■ What you will do: Scan the data below and pick out the lines containing the word "положения".

[Stored items]
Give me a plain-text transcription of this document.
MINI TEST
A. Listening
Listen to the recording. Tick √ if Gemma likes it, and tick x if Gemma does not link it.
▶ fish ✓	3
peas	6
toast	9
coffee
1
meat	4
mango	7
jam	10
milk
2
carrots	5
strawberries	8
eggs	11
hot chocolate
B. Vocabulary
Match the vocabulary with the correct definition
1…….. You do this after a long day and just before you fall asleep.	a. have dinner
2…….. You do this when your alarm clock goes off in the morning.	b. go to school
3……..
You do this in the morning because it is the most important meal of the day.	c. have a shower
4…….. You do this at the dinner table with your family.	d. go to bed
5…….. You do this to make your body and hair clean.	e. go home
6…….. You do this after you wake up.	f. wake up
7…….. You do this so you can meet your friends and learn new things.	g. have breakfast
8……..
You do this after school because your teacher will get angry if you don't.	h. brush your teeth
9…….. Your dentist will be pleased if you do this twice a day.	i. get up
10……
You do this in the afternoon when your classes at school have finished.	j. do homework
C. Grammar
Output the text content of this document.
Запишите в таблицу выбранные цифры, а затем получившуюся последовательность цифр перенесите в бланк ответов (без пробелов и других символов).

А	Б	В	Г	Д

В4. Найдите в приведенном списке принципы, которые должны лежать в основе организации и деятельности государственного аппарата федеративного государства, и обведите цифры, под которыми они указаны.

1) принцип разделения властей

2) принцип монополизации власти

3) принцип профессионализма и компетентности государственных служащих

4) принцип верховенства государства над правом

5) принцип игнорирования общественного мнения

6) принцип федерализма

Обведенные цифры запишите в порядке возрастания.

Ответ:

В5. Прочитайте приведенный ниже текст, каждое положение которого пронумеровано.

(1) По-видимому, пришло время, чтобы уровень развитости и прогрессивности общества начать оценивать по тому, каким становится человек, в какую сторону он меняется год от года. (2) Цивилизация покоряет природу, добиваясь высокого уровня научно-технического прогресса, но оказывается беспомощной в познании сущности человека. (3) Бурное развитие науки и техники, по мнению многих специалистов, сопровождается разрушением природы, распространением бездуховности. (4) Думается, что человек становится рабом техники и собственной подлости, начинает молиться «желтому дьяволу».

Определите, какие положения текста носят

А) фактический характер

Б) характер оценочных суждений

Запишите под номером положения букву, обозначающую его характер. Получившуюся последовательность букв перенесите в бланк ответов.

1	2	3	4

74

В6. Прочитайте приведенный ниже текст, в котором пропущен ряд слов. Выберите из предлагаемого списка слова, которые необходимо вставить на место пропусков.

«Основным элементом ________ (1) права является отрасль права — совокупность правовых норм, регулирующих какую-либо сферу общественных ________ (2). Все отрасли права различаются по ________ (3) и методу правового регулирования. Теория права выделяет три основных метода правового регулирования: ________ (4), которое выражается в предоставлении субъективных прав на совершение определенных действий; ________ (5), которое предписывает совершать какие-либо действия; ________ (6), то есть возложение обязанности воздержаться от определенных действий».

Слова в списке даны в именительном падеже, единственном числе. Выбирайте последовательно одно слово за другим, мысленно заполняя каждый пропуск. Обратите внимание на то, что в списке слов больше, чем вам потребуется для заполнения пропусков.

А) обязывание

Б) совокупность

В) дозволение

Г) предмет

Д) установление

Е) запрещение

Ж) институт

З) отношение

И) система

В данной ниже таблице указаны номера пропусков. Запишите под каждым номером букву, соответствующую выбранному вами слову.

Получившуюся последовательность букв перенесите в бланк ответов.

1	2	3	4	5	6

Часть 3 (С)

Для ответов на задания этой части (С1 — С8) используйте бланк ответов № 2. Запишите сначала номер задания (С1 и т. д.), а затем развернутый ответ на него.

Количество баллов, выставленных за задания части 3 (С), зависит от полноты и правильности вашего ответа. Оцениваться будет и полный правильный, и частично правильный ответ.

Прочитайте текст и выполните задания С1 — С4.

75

* * *

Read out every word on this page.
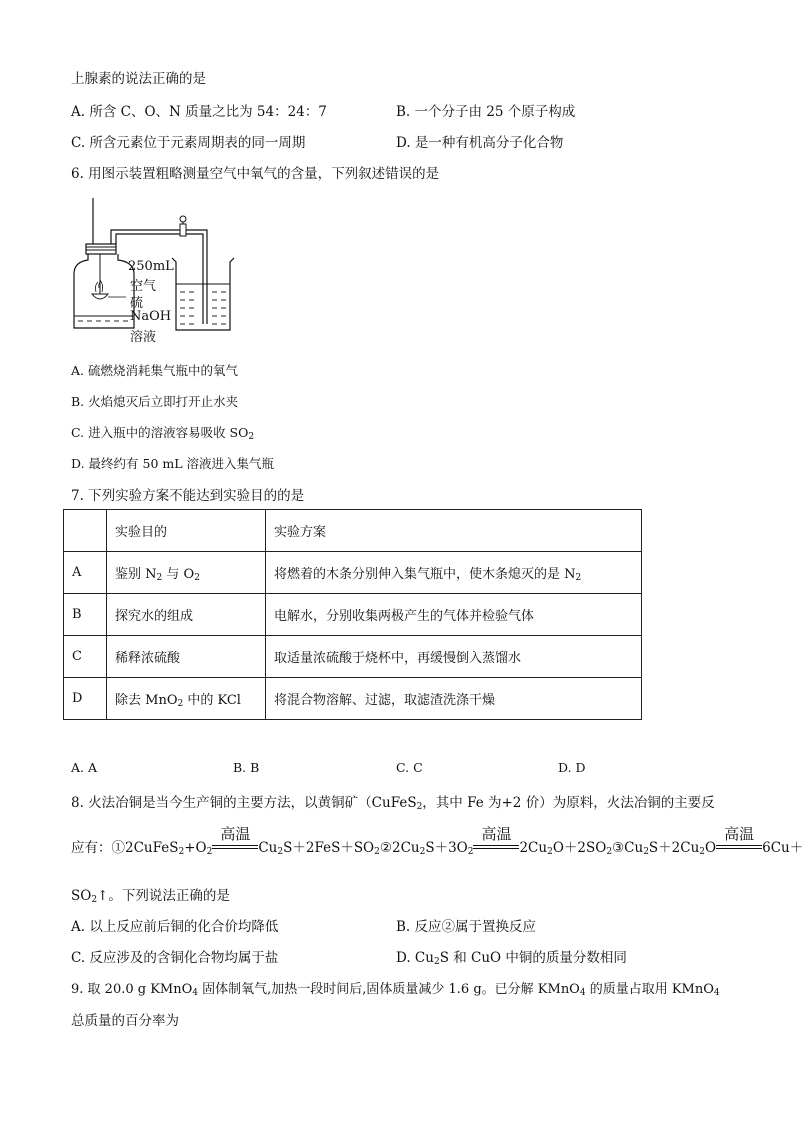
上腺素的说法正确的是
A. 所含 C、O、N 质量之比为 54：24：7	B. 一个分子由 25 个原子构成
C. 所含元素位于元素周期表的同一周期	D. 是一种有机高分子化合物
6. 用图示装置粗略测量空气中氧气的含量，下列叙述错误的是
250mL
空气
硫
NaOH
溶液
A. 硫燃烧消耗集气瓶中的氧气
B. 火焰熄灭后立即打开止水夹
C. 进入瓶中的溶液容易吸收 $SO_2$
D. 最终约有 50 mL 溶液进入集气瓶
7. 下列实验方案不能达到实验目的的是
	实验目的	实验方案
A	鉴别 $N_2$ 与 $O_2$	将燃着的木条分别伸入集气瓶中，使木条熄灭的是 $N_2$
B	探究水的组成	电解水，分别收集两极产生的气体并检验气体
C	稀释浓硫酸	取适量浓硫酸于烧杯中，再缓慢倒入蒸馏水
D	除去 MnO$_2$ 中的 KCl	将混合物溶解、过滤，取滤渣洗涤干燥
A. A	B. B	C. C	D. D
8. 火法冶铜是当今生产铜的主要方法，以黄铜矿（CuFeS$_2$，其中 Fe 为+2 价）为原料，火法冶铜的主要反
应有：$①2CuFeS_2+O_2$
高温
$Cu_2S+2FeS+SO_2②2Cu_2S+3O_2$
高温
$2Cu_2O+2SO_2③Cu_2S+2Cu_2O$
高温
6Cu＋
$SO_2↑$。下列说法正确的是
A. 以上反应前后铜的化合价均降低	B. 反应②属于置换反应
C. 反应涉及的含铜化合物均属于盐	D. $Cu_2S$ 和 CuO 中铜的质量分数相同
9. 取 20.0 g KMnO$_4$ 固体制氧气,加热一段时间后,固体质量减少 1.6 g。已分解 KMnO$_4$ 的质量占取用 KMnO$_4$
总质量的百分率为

* * *

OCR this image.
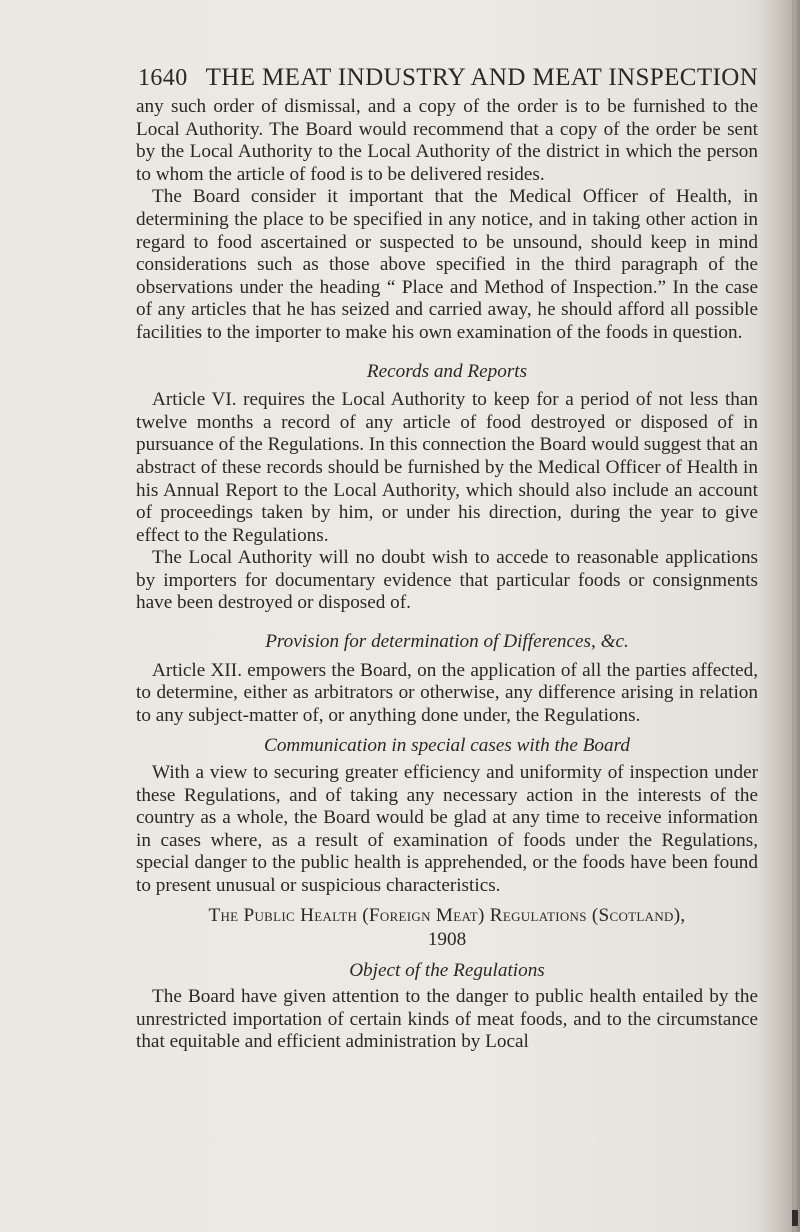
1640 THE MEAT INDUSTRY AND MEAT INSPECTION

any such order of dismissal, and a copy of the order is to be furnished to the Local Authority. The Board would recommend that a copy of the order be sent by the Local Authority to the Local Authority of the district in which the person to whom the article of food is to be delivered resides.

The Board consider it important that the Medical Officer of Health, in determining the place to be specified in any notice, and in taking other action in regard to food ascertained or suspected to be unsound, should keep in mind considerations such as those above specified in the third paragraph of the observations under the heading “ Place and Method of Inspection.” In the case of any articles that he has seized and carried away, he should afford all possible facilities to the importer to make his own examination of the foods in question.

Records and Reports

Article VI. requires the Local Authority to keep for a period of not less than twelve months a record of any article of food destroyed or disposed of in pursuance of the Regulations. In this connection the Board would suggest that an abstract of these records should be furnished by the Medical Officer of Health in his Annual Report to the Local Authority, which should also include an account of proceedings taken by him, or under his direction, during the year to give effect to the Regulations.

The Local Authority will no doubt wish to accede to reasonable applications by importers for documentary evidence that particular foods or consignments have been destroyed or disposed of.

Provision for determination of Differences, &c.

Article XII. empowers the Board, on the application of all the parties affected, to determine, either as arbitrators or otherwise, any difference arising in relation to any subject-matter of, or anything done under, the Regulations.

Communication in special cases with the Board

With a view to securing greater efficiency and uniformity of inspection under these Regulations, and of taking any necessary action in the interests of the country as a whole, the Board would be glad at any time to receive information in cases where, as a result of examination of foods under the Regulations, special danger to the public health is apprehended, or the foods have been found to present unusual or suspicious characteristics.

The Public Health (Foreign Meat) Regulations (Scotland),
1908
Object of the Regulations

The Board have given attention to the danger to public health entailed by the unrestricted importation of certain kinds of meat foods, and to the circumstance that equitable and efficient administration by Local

■ Task answer:
Определите, какие положения текста носят
Запишите под номером положения букву, обозначающую его характер. Получившуюся последовательность букв перенесите в бланк ответов.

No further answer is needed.